● YOUR OBJECTIVE
Write out the entire listing below exactly, with the pictures left out.
---------- DATASET
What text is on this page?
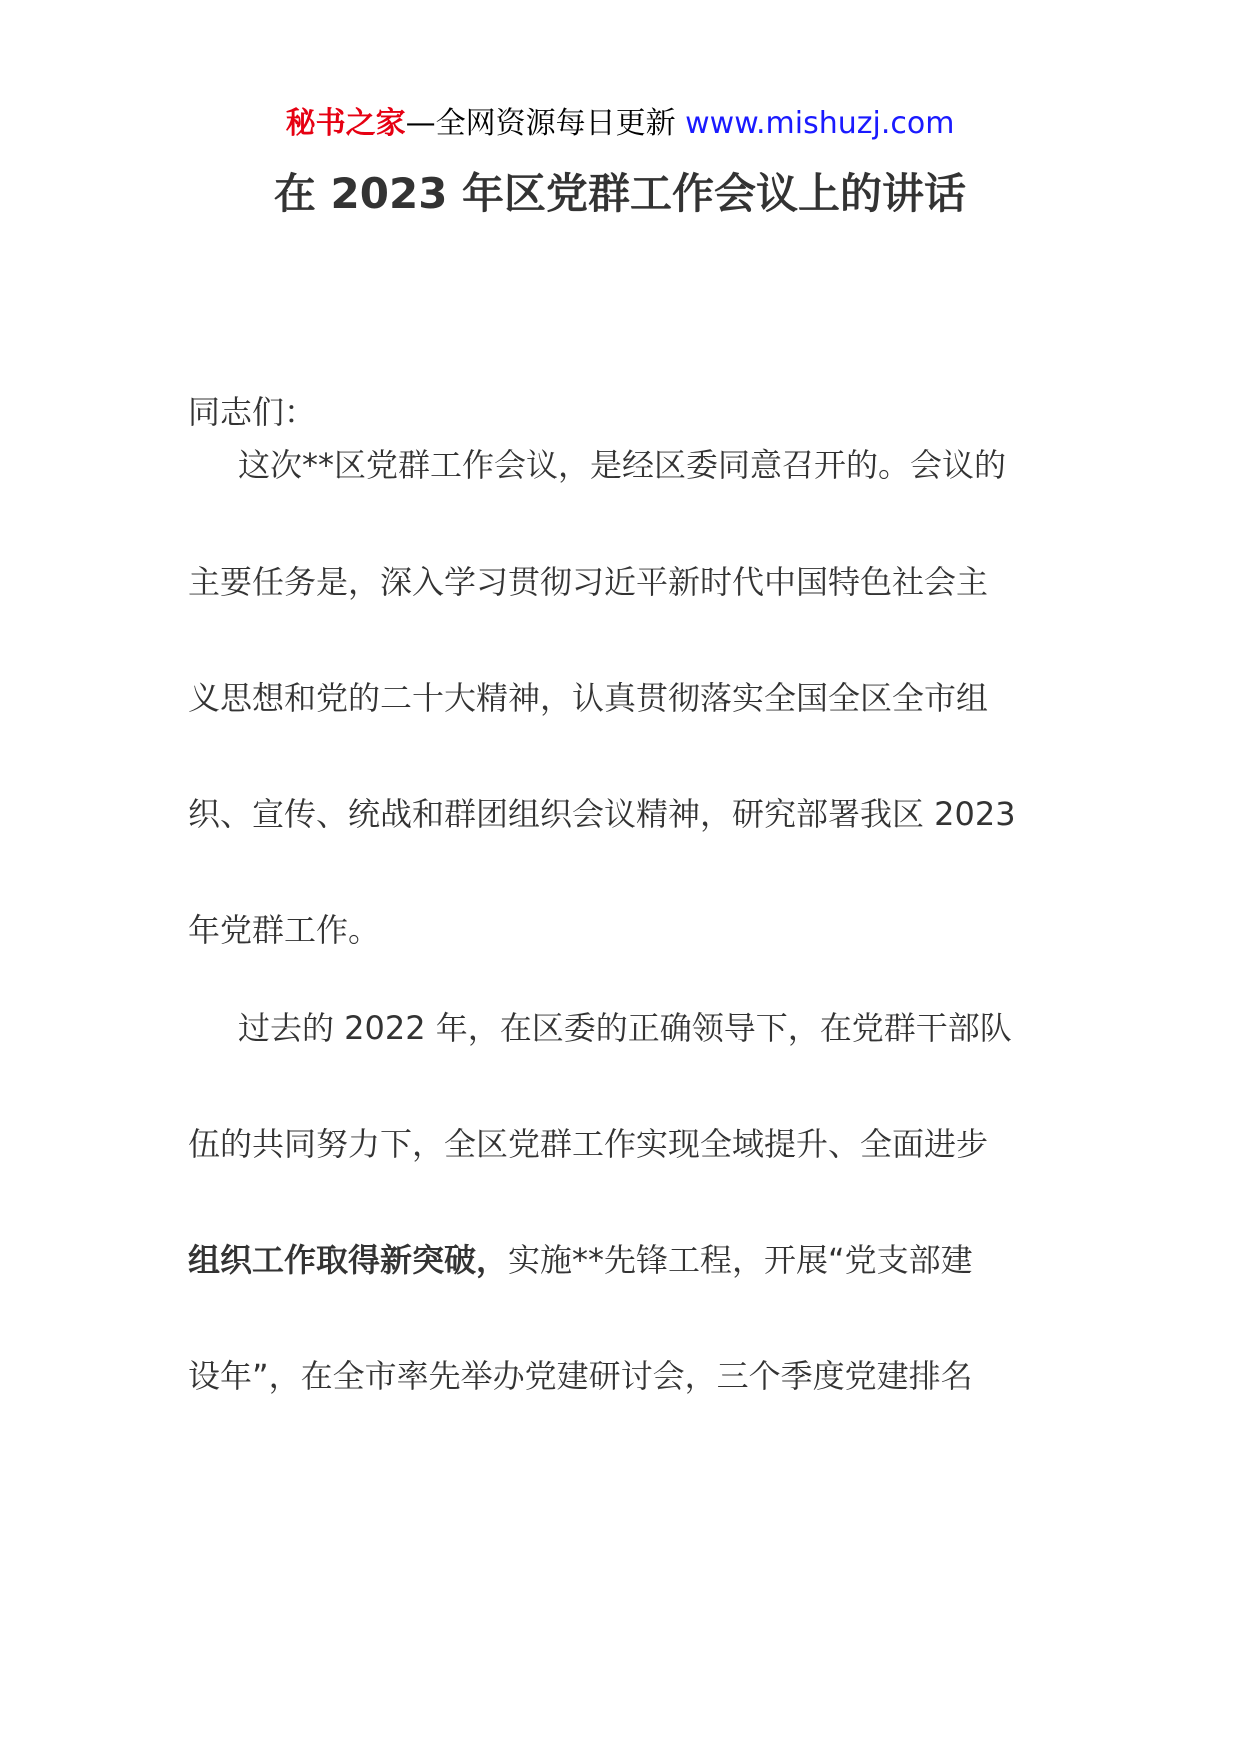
秘书之家—全网资源每日更新 www.mishuzj.com
在 2023 年区党群工作会议上的讲话
同志们：
这次**区党群工作会议，是经区委同意召开的。会议的
主要任务是，深入学习贯彻习近平新时代中国特色社会主
义思想和党的二十大精神，认真贯彻落实全国全区全市组
织、宣传、统战和群团组织会议精神，研究部署我区 2023
年党群工作。
过去的 2022 年，在区委的正确领导下，在党群干部队
伍的共同努力下，全区党群工作实现全域提升、全面进步
组织工作取得新突破，实施**先锋工程，开展“党支部建
设年”，在全市率先举办党建研讨会，三个季度党建排名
--------------------
● SOLUTION TO THE PROBLEM
What text is on this page?
秘书之家—全网资源每日更新 www.mishuzj.com
在 2023 年区党群工作会议上的讲话
同志们：
这次**区党群工作会议，是经区委同意召开的。会议的
主要任务是，深入学习贯彻习近平新时代中国特色社会主
义思想和党的二十大精神，认真贯彻落实全国全区全市组
织、宣传、统战和群团组织会议精神，研究部署我区 2023
年党群工作。
过去的 2022 年，在区委的正确领导下，在党群干部队
伍的共同努力下，全区党群工作实现全域提升、全面进步
组织工作取得新突破，实施**先锋工程，开展“党支部建
设年”，在全市率先举办党建研讨会，三个季度党建排名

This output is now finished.